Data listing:
◆ ◆ ◆

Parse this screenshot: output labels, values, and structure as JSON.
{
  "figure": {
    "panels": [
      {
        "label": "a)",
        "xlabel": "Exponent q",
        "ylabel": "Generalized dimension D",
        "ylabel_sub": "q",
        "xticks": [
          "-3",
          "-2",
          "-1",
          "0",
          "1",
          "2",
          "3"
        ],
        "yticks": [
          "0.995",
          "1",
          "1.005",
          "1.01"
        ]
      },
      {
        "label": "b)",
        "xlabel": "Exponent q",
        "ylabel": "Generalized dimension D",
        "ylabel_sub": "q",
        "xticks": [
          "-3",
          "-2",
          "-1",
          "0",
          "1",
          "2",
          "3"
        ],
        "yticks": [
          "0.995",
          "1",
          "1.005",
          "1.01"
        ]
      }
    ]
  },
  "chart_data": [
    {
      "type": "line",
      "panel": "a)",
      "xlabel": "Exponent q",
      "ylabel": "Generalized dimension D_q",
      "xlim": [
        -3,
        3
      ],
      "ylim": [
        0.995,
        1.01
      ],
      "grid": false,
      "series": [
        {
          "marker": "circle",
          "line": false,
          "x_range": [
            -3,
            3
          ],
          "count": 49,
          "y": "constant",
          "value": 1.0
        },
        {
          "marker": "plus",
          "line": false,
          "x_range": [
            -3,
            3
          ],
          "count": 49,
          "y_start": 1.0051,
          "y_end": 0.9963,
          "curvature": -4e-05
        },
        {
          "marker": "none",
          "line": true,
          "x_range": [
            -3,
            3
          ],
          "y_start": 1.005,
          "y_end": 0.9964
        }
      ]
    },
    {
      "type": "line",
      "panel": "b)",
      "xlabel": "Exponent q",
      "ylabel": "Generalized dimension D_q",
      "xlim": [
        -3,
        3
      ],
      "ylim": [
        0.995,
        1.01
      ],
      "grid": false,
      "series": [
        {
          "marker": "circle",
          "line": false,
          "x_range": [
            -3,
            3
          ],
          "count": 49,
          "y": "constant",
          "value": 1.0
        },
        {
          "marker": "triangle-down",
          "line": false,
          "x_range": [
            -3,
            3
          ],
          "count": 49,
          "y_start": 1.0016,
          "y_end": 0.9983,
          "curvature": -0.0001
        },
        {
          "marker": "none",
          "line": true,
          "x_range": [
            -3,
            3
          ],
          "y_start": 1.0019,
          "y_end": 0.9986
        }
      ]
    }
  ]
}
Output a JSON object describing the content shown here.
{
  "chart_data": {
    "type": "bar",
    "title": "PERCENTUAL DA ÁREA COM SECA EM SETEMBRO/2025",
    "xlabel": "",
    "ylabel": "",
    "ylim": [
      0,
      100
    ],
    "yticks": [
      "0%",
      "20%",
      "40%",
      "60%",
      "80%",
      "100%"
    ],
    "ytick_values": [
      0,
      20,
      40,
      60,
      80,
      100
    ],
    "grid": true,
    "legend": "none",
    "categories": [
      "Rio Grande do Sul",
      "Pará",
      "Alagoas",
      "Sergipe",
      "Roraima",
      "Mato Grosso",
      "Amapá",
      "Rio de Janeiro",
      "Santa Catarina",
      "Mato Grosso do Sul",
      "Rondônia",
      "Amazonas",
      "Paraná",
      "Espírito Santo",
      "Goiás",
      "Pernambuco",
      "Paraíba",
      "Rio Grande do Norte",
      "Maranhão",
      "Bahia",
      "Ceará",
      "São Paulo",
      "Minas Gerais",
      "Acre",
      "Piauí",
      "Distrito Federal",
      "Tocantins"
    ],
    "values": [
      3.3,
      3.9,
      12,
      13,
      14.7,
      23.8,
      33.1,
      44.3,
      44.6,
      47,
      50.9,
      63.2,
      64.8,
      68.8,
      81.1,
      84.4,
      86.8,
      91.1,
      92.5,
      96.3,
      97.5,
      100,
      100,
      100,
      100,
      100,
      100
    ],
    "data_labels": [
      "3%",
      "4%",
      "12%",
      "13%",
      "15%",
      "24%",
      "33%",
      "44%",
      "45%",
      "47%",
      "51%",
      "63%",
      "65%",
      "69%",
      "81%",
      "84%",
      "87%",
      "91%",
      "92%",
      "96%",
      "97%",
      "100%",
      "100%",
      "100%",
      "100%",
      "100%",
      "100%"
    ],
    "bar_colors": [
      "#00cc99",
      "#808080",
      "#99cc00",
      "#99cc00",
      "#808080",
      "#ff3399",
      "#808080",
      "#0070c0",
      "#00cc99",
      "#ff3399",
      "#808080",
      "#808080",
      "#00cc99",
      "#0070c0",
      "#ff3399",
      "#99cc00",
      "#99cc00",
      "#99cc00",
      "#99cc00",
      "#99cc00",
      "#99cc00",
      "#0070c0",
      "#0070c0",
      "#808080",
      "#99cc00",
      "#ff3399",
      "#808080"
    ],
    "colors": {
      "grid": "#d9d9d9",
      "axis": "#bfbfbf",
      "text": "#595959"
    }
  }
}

◆ ◆ ◆

### REQUIRED TASK
Please quote every record above exactly as it appears.

### OUTPUT FOR THIS EXERCISE
Parse this screenshot: output labels, values, and structure as JSON.
{
  "figure": {
    "panels": [
      {
        "label": "a)",
        "xlabel": "Exponent q",
        "ylabel": "Generalized dimension D",
        "ylabel_sub": "q",
        "xticks": [
          "-3",
          "-2",
          "-1",
          "0",
          "1",
          "2",
          "3"
        ],
        "yticks": [
          "0.995",
          "1",
          "1.005",
          "1.01"
        ]
      },
      {
        "label": "b)",
        "xlabel": "Exponent q",
        "ylabel": "Generalized dimension D",
        "ylabel_sub": "q",
        "xticks": [
          "-3",
          "-2",
          "-1",
          "0",
          "1",
          "2",
          "3"
        ],
        "yticks": [
          "0.995",
          "1",
          "1.005",
          "1.01"
        ]
      }
    ]
  },
  "chart_data": [
    {
      "type": "line",
      "panel": "a)",
      "xlabel": "Exponent q",
      "ylabel": "Generalized dimension D_q",
      "xlim": [
        -3,
        3
      ],
      "ylim": [
        0.995,
        1.01
      ],
      "grid": false,
      "series": [
        {
          "marker": "circle",
          "line": false,
          "x_range": [
            -3,
            3
          ],
          "count": 49,
          "y": "constant",
          "value": 1.0
        },
        {
          "marker": "plus",
          "line": false,
          "x_range": [
            -3,
            3
          ],
          "count": 49,
          "y_start": 1.0051,
          "y_end": 0.9963,
          "curvature": -4e-05
        },
        {
          "marker": "none",
          "line": true,
          "x_range": [
            -3,
            3
          ],
          "y_start": 1.005,
          "y_end": 0.9964
        }
      ]
    },
    {
      "type": "line",
      "panel": "b)",
      "xlabel": "Exponent q",
      "ylabel": "Generalized dimension D_q",
      "xlim": [
        -3,
        3
      ],
      "ylim": [
        0.995,
        1.01
      ],
      "grid": false,
      "series": [
        {
          "marker": "circle",
          "line": false,
          "x_range": [
            -3,
            3
          ],
          "count": 49,
          "y": "constant",
          "value": 1.0
        },
        {
          "marker": "triangle-down",
          "line": false,
          "x_range": [
            -3,
            3
          ],
          "count": 49,
          "y_start": 1.0016,
          "y_end": 0.9983,
          "curvature": -0.0001
        },
        {
          "marker": "none",
          "line": true,
          "x_range": [
            -3,
            3
          ],
          "y_start": 1.0019,
          "y_end": 0.9986
        }
      ]
    }
  ]
}
Output a JSON object describing the content shown here.
{
  "chart_data": {
    "type": "bar",
    "title": "PERCENTUAL DA ÁREA COM SECA EM SETEMBRO/2025",
    "xlabel": "",
    "ylabel": "",
    "ylim": [
      0,
      100
    ],
    "yticks": [
      "0%",
      "20%",
      "40%",
      "60%",
      "80%",
      "100%"
    ],
    "ytick_values": [
      0,
      20,
      40,
      60,
      80,
      100
    ],
    "grid": true,
    "legend": "none",
    "categories": [
      "Rio Grande do Sul",
      "Pará",
      "Alagoas",
      "Sergipe",
      "Roraima",
      "Mato Grosso",
      "Amapá",
      "Rio de Janeiro",
      "Santa Catarina",
      "Mato Grosso do Sul",
      "Rondônia",
      "Amazonas",
      "Paraná",
      "Espírito Santo",
      "Goiás",
      "Pernambuco",
      "Paraíba",
      "Rio Grande do Norte",
      "Maranhão",
      "Bahia",
      "Ceará",
      "São Paulo",
      "Minas Gerais",
      "Acre",
      "Piauí",
      "Distrito Federal",
      "Tocantins"
    ],
    "values": [
      3.3,
      3.9,
      12,
      13,
      14.7,
      23.8,
      33.1,
      44.3,
      44.6,
      47,
      50.9,
      63.2,
      64.8,
      68.8,
      81.1,
      84.4,
      86.8,
      91.1,
      92.5,
      96.3,
      97.5,
      100,
      100,
      100,
      100,
      100,
      100
    ],
    "data_labels": [
      "3%",
      "4%",
      "12%",
      "13%",
      "15%",
      "24%",
      "33%",
      "44%",
      "45%",
      "47%",
      "51%",
      "63%",
      "65%",
      "69%",
      "81%",
      "84%",
      "87%",
      "91%",
      "92%",
      "96%",
      "97%",
      "100%",
      "100%",
      "100%",
      "100%",
      "100%",
      "100%"
    ],
    "bar_colors": [
      "#00cc99",
      "#808080",
      "#99cc00",
      "#99cc00",
      "#808080",
      "#ff3399",
      "#808080",
      "#0070c0",
      "#00cc99",
      "#ff3399",
      "#808080",
      "#808080",
      "#00cc99",
      "#0070c0",
      "#ff3399",
      "#99cc00",
      "#99cc00",
      "#99cc00",
      "#99cc00",
      "#99cc00",
      "#99cc00",
      "#0070c0",
      "#0070c0",
      "#808080",
      "#99cc00",
      "#ff3399",
      "#808080"
    ],
    "colors": {
      "grid": "#d9d9d9",
      "axis": "#bfbfbf",
      "text": "#595959"
    }
  }
}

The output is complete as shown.